**** DOCUMENT TEXT ****

NEHEMIAH 5 – Define What’s “Right”
One of the biggest issues with a multi-cultural-multi-faith society is figuring out whose idea of what’s right, is “right”. Even when your friends come from the same ethnic background, and grew up with you in the same town, your upbringing and family values can be hugely different. This colours the way we define what’s “right”. However, what was going on in today’s chapter – in a fairly primitive context, compared with our modern technologically-advanced societies – is still prevalent today.
There’s still an outcry against what’s “wrong” in our world today – even if we turn a deaf ear to it. [v1] The population is greater today than all other generations put together, and many continue to struggle with enough to eat and live. [v2] The majority of the world’s population can’t afford to own property or land, because they’re living hand-to-mouth. [v3] Many are up to their necks and overwhelmed with debt. [v4] And people are still being exploited today by neighbourhood “loan sharks” – helpless, in lives that are little more than slavery. [v5] Thankfully, there are people out there who are still willing to get angry. [v6]
People who’ll channel their dissatisfaction towards effective action, right to the highest level if necessary, to fight against visible injustices. [v7] In Nehemiah’s day, the good guys were giving money to help bail out victims – buying them freedom from their debts. In Jewish Law, this was called “redeeming” someone – releasing them from their debt obligations to someone else. [v8]
In some ways, it could be said that this is happening today when a credit card company says that they’ll take on the balance of all your other credit cards – combining all your debts into one card. However, the huge difference, is that the person paying off the debt then released the victim, “redeeming them” and setting him/her free from any repayment obligation. The “Sabbatical Year” was the Creator God’s idea and, the cancellation of all debts (including the return of land back to the “rightful” owner), was to happen every seven years.[a]
The problem that Nehemiah found was that his countrymen weren’t following their own laws! Instead of releasing their countrymen, they were selling them on to foreigners. From these, Nehemiah had to then buy them back. It was a money-making racket on human flesh, just like the old saying: “Have you come to claim your pound of flesh?!” The issue that Nehemiah was trying to get to, was the issue of goodness…
“The thing which you are doing is not good…” [v9]
But who decides if something’s right or wrong; good or bad? How can we define what’s “right”?
Well, it may be worth knowing that there are many ethical systems through which we process our inner understanding of right and wrong. I could wholeheartedly believe, for example, that what’s right is “right” because it feels right. But that’s basing “rightness” on feelings, which is Emotivism. Perhaps some may argue that such a definition is unstable, because feelings fluctuate and you can’t control how others feel.
What felt right (and justifiable) to some in Nehemiah’s day, for example, certainly didn’t feel right to Nehemiah i.e. he became angry when he heard the outcry. The “felt wrong” brought out negative emotion. [v6] So he “consulted with himself” – his conscience and any residual knowledge of “rightness” – before contending with the nobles and rulers. [v7]
That being so, perhaps it could be said that defining “rightness” for yourself, is a better approach i.e. what’s right is “right” because it’s right for me. But this is Egoism and it may come across as individualistic, selfish or narrow. How can something be truly “right”, if it’s only right on a personal level? It might be right for you but it’s certainly not right for me! Therefore, you may prefer to define what’s “right” by saying: what’s right is “right” because it’s right for the group.

**** MATERIAL SUPPLIED ****

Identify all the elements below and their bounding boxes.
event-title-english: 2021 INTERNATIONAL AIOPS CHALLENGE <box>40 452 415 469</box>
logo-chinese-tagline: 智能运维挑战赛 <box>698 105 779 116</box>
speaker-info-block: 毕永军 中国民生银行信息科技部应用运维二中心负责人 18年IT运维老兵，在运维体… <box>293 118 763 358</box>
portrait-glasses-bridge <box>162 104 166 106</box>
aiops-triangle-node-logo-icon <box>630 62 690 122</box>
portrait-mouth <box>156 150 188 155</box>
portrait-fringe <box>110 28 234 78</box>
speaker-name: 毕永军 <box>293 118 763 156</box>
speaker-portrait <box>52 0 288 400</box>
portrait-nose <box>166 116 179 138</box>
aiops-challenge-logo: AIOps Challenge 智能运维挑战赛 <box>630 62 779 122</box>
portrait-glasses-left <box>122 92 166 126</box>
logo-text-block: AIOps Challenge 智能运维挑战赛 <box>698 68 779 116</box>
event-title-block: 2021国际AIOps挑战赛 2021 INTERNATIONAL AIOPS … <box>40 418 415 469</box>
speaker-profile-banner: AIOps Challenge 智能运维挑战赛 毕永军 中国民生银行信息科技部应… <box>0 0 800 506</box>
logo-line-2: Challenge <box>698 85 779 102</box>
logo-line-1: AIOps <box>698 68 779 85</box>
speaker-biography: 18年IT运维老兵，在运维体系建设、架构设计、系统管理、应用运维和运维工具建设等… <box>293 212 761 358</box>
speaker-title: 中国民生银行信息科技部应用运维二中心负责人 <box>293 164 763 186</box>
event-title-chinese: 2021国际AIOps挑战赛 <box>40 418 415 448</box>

****
**** MATERIAL SUPPLIED ****

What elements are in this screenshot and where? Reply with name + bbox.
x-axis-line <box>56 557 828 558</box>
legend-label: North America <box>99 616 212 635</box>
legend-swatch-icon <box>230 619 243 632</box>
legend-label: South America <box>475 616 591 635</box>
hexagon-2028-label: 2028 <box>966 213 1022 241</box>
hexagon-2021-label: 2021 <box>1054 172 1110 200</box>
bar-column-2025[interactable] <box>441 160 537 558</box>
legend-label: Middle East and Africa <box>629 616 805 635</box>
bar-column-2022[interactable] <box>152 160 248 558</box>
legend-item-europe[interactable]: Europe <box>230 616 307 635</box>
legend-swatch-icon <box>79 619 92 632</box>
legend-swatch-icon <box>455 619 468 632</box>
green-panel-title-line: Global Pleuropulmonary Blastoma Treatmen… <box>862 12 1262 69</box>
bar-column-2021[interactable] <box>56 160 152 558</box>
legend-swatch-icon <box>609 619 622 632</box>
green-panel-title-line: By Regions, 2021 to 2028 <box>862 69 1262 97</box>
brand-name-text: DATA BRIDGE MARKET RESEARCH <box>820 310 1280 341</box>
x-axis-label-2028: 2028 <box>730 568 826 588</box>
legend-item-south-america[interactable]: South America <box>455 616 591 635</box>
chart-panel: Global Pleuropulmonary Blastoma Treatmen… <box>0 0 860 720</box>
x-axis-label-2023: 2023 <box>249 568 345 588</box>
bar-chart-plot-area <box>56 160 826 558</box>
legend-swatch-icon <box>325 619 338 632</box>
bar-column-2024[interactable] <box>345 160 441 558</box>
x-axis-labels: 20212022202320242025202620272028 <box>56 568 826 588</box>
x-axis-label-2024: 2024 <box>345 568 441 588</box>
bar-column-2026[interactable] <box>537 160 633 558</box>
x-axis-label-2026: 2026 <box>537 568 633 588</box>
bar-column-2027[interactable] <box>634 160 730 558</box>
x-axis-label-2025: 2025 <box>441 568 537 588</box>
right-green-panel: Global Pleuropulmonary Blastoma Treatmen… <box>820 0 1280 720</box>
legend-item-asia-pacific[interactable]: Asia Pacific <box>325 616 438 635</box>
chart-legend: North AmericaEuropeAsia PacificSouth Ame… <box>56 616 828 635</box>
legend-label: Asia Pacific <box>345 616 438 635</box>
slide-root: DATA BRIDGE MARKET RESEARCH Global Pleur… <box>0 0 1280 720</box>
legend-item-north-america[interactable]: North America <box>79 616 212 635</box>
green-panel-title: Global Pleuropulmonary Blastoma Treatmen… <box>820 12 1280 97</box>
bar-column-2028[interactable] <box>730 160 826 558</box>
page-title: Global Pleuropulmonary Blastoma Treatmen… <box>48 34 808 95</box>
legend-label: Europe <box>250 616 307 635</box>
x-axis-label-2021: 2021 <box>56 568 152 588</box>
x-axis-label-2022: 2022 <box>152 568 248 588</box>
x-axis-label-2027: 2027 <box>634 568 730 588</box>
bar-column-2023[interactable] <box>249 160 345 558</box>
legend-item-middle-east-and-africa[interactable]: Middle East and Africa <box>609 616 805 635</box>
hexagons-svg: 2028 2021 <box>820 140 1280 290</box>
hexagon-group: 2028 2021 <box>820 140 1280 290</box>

****
**** MATERIAL SUPPLIED ****

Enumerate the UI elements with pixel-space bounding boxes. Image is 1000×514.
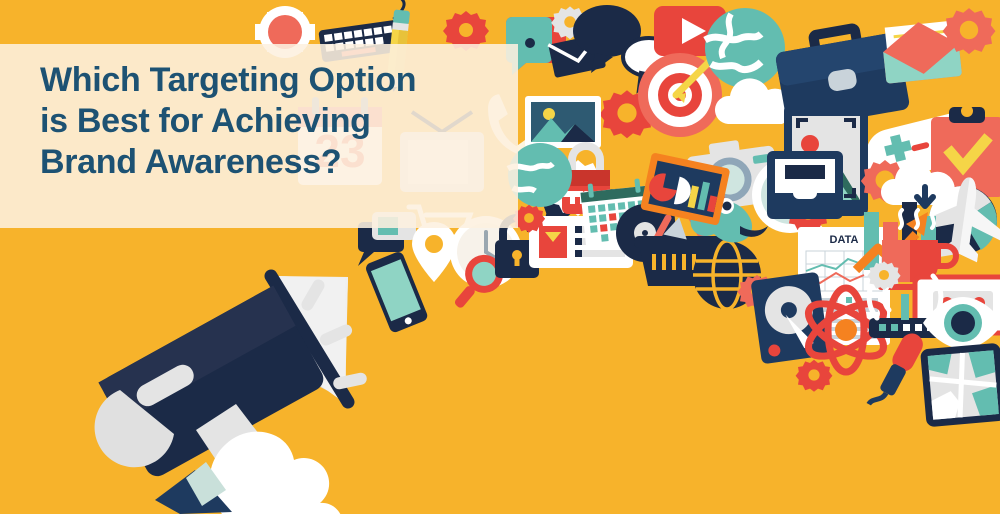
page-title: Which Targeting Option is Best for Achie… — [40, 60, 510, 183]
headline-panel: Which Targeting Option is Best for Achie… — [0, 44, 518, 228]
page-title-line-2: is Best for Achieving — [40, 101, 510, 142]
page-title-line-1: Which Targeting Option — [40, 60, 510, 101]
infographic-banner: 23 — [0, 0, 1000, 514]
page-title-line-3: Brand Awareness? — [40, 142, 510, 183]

****

THE TASKS
A – In the Nehemiah 5 text, how often was the cancellation of all debts supposed to happen?
B – Output the rows as a Markdown table with the columns "Number" and "Line", omitting blank lines. Start at the row containing "What elements are" and end after the row containing "legend-label: Middle East".
The Nehemiah 5 text and the rows were taken from unrelated sources.

RESPONSES TO THE TASKS
A – Every seven years.

B –
| Number | Line |
|---|---|
| 1 | What elements are in this screenshot and where? Reply with name + bbox. |
| 2 | x-axis-line <box>56 557 828 558</box> |
| 3 | legend-label: North America <box>99 616 212 635</box> |
| 4 | legend-swatch-icon <box>230 619 243 632</box> |
| 5 | legend-label: South America <box>475 616 591 635</box> |
| 6 | hexagon-2028-label: 2028 <box>966 213 1022 241</box> |
| 7 | hexagon-2021-label: 2021 <box>1054 172 1110 200</box> |
| 8 | bar-column-2025[interactable] <box>441 160 537 558</box> |
| 9 | legend-label: Middle East and Africa <box>629 616 805 635</box> |